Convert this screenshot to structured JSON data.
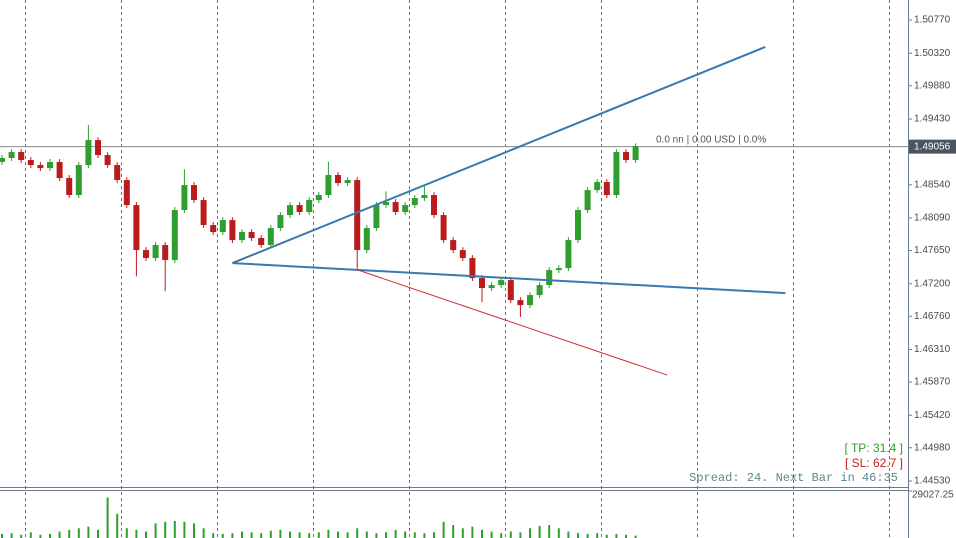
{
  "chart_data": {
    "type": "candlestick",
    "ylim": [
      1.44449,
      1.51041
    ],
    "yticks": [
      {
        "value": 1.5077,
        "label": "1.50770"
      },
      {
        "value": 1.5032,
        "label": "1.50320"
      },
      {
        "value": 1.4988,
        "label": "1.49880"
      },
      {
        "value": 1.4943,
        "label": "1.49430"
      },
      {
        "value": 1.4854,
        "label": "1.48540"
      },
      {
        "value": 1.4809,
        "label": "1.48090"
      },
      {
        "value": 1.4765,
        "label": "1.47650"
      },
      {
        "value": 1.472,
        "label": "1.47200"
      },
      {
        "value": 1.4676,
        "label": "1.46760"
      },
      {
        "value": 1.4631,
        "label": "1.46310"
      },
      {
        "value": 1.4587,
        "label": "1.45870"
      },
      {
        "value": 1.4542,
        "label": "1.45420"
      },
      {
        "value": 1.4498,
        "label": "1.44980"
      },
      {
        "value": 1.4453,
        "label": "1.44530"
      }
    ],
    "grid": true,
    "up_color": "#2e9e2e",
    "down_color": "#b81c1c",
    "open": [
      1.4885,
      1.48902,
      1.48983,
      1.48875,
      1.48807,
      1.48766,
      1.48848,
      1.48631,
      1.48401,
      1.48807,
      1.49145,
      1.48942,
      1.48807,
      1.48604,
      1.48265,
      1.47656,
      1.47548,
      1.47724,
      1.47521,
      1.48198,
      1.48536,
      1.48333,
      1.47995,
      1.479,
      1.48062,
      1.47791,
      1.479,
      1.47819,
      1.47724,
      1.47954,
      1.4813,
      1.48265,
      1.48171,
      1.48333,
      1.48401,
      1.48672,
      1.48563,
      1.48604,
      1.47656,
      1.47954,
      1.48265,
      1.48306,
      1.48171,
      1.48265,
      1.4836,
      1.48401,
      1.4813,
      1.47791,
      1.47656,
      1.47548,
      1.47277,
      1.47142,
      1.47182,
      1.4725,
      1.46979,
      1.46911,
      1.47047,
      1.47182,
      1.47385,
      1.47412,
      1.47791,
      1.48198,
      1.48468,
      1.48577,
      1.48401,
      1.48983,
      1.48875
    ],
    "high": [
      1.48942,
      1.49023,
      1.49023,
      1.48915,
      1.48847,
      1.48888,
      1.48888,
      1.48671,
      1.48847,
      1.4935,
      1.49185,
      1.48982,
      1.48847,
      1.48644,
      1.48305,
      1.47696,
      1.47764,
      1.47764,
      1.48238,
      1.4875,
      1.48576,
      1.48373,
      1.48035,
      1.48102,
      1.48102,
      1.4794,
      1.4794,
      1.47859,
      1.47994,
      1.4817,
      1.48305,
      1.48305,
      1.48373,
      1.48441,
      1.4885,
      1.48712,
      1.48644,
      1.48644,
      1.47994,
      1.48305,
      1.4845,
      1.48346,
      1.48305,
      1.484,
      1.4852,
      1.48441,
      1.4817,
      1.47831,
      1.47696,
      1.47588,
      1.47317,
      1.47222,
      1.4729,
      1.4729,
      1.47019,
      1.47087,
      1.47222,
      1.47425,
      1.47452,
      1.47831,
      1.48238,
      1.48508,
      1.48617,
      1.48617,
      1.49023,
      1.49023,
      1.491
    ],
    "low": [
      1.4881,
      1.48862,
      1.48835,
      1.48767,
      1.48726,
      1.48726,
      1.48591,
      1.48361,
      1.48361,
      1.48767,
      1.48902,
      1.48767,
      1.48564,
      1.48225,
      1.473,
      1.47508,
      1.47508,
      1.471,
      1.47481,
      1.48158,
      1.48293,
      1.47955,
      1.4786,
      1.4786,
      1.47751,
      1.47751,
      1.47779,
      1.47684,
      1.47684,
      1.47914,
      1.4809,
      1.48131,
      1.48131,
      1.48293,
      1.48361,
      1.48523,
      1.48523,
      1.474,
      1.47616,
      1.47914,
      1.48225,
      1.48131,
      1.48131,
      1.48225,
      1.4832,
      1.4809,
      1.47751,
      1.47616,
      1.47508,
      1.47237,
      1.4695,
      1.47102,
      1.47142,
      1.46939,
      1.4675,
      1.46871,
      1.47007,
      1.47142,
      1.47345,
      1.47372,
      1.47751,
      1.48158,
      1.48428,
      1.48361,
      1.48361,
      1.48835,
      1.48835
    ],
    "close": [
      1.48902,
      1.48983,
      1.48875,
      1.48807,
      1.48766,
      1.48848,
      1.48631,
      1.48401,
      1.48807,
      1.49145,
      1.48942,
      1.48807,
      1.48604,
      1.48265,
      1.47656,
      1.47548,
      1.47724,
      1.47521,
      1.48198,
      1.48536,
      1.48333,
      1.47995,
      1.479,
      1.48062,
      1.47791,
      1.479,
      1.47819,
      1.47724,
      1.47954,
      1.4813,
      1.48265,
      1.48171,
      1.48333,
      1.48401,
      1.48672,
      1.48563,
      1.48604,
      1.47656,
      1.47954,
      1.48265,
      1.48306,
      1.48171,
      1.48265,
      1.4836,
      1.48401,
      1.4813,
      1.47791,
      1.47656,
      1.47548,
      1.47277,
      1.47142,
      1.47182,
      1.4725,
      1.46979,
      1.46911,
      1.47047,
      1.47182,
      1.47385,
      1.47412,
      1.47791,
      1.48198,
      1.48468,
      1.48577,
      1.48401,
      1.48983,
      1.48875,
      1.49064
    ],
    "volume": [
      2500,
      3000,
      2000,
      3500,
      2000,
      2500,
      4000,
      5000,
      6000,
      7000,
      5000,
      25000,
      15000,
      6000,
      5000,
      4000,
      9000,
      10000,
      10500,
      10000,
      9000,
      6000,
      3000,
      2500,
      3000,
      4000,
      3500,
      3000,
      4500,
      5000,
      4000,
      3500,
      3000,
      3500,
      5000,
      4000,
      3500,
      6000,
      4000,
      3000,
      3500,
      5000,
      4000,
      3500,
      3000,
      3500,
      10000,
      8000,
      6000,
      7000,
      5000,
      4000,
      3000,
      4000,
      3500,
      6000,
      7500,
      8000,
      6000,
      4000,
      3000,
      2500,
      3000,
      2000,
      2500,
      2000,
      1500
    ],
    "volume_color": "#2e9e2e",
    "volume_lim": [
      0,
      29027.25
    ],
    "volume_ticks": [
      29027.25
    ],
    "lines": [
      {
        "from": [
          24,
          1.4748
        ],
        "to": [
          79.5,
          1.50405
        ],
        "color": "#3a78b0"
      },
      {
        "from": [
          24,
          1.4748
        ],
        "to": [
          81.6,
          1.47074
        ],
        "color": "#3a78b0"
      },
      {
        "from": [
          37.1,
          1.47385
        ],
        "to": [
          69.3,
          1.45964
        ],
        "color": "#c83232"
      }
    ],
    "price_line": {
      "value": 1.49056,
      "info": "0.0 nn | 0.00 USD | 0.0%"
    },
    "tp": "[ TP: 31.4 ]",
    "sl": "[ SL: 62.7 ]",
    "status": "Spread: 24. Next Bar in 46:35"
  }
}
········
Keep every word of the data as it is when you write it out, but drop the pictures.

Convert this screenshot to structured JSON data.
{
  "chart_data": {
    "type": "candlestick",
    "ylim": [
      1.44449,
      1.51041
    ],
    "yticks": [
      {
        "value": 1.5077,
        "label": "1.50770"
      },
      {
        "value": 1.5032,
        "label": "1.50320"
      },
      {
        "value": 1.4988,
        "label": "1.49880"
      },
      {
        "value": 1.4943,
        "label": "1.49430"
      },
      {
        "value": 1.4854,
        "label": "1.48540"
      },
      {
        "value": 1.4809,
        "label": "1.48090"
      },
      {
        "value": 1.4765,
        "label": "1.47650"
      },
      {
        "value": 1.472,
        "label": "1.47200"
      },
      {
        "value": 1.4676,
        "label": "1.46760"
      },
      {
        "value": 1.4631,
        "label": "1.46310"
      },
      {
        "value": 1.4587,
        "label": "1.45870"
      },
      {
        "value": 1.4542,
        "label": "1.45420"
      },
      {
        "value": 1.4498,
        "label": "1.44980"
      },
      {
        "value": 1.4453,
        "label": "1.44530"
      }
    ],
    "grid": true,
    "up_color": "#2e9e2e",
    "down_color": "#b81c1c",
    "open": [
      1.4885,
      1.48902,
      1.48983,
      1.48875,
      1.48807,
      1.48766,
      1.48848,
      1.48631,
      1.48401,
      1.48807,
      1.49145,
      1.48942,
      1.48807,
      1.48604,
      1.48265,
      1.47656,
      1.47548,
      1.47724,
      1.47521,
      1.48198,
      1.48536,
      1.48333,
      1.47995,
      1.479,
      1.48062,
      1.47791,
      1.479,
      1.47819,
      1.47724,
      1.47954,
      1.4813,
      1.48265,
      1.48171,
      1.48333,
      1.48401,
      1.48672,
      1.48563,
      1.48604,
      1.47656,
      1.47954,
      1.48265,
      1.48306,
      1.48171,
      1.48265,
      1.4836,
      1.48401,
      1.4813,
      1.47791,
      1.47656,
      1.47548,
      1.47277,
      1.47142,
      1.47182,
      1.4725,
      1.46979,
      1.46911,
      1.47047,
      1.47182,
      1.47385,
      1.47412,
      1.47791,
      1.48198,
      1.48468,
      1.48577,
      1.48401,
      1.48983,
      1.48875
    ],
    "high": [
      1.48942,
      1.49023,
      1.49023,
      1.48915,
      1.48847,
      1.48888,
      1.48888,
      1.48671,
      1.48847,
      1.4935,
      1.49185,
      1.48982,
      1.48847,
      1.48644,
      1.48305,
      1.47696,
      1.47764,
      1.47764,
      1.48238,
      1.4875,
      1.48576,
      1.48373,
      1.48035,
      1.48102,
      1.48102,
      1.4794,
      1.4794,
      1.47859,
      1.47994,
      1.4817,
      1.48305,
      1.48305,
      1.48373,
      1.48441,
      1.4885,
      1.48712,
      1.48644,
      1.48644,
      1.47994,
      1.48305,
      1.4845,
      1.48346,
      1.48305,
      1.484,
      1.4852,
      1.48441,
      1.4817,
      1.47831,
      1.47696,
      1.47588,
      1.47317,
      1.47222,
      1.4729,
      1.4729,
      1.47019,
      1.47087,
      1.47222,
      1.47425,
      1.47452,
      1.47831,
      1.48238,
      1.48508,
      1.48617,
      1.48617,
      1.49023,
      1.49023,
      1.491
    ],
    "low": [
      1.4881,
      1.48862,
      1.48835,
      1.48767,
      1.48726,
      1.48726,
      1.48591,
      1.48361,
      1.48361,
      1.48767,
      1.48902,
      1.48767,
      1.48564,
      1.48225,
      1.473,
      1.47508,
      1.47508,
      1.471,
      1.47481,
      1.48158,
      1.48293,
      1.47955,
      1.4786,
      1.4786,
      1.47751,
      1.47751,
      1.47779,
      1.47684,
      1.47684,
      1.47914,
      1.4809,
      1.48131,
      1.48131,
      1.48293,
      1.48361,
      1.48523,
      1.48523,
      1.474,
      1.47616,
      1.47914,
      1.48225,
      1.48131,
      1.48131,
      1.48225,
      1.4832,
      1.4809,
      1.47751,
      1.47616,
      1.47508,
      1.47237,
      1.4695,
      1.47102,
      1.47142,
      1.46939,
      1.4675,
      1.46871,
      1.47007,
      1.47142,
      1.47345,
      1.47372,
      1.47751,
      1.48158,
      1.48428,
      1.48361,
      1.48361,
      1.48835,
      1.48835
    ],
    "close": [
      1.48902,
      1.48983,
      1.48875,
      1.48807,
      1.48766,
      1.48848,
      1.48631,
      1.48401,
      1.48807,
      1.49145,
      1.48942,
      1.48807,
      1.48604,
      1.48265,
      1.47656,
      1.47548,
      1.47724,
      1.47521,
      1.48198,
      1.48536,
      1.48333,
      1.47995,
      1.479,
      1.48062,
      1.47791,
      1.479,
      1.47819,
      1.47724,
      1.47954,
      1.4813,
      1.48265,
      1.48171,
      1.48333,
      1.48401,
      1.48672,
      1.48563,
      1.48604,
      1.47656,
      1.47954,
      1.48265,
      1.48306,
      1.48171,
      1.48265,
      1.4836,
      1.48401,
      1.4813,
      1.47791,
      1.47656,
      1.47548,
      1.47277,
      1.47142,
      1.47182,
      1.4725,
      1.46979,
      1.46911,
      1.47047,
      1.47182,
      1.47385,
      1.47412,
      1.47791,
      1.48198,
      1.48468,
      1.48577,
      1.48401,
      1.48983,
      1.48875,
      1.49064
    ],
    "volume": [
      2500,
      3000,
      2000,
      3500,
      2000,
      2500,
      4000,
      5000,
      6000,
      7000,
      5000,
      25000,
      15000,
      6000,
      5000,
      4000,
      9000,
      10000,
      10500,
      10000,
      9000,
      6000,
      3000,
      2500,
      3000,
      4000,
      3500,
      3000,
      4500,
      5000,
      4000,
      3500,
      3000,
      3500,
      5000,
      4000,
      3500,
      6000,
      4000,
      3000,
      3500,
      5000,
      4000,
      3500,
      3000,
      3500,
      10000,
      8000,
      6000,
      7000,
      5000,
      4000,
      3000,
      4000,
      3500,
      6000,
      7500,
      8000,
      6000,
      4000,
      3000,
      2500,
      3000,
      2000,
      2500,
      2000,
      1500
    ],
    "volume_color": "#2e9e2e",
    "volume_lim": [
      0,
      29027.25
    ],
    "volume_ticks": [
      29027.25
    ],
    "lines": [
      {
        "from": [
          24,
          1.4748
        ],
        "to": [
          79.5,
          1.50405
        ],
        "color": "#3a78b0"
      },
      {
        "from": [
          24,
          1.4748
        ],
        "to": [
          81.6,
          1.47074
        ],
        "color": "#3a78b0"
      },
      {
        "from": [
          37.1,
          1.47385
        ],
        "to": [
          69.3,
          1.45964
        ],
        "color": "#c83232"
      }
    ],
    "price_line": {
      "value": 1.49056,
      "info": "0.0 nn | 0.00 USD | 0.0%"
    },
    "tp": "[ TP: 31.4 ]",
    "sl": "[ SL: 62.7 ]",
    "status": "Spread: 24. Next Bar in 46:35"
  }
}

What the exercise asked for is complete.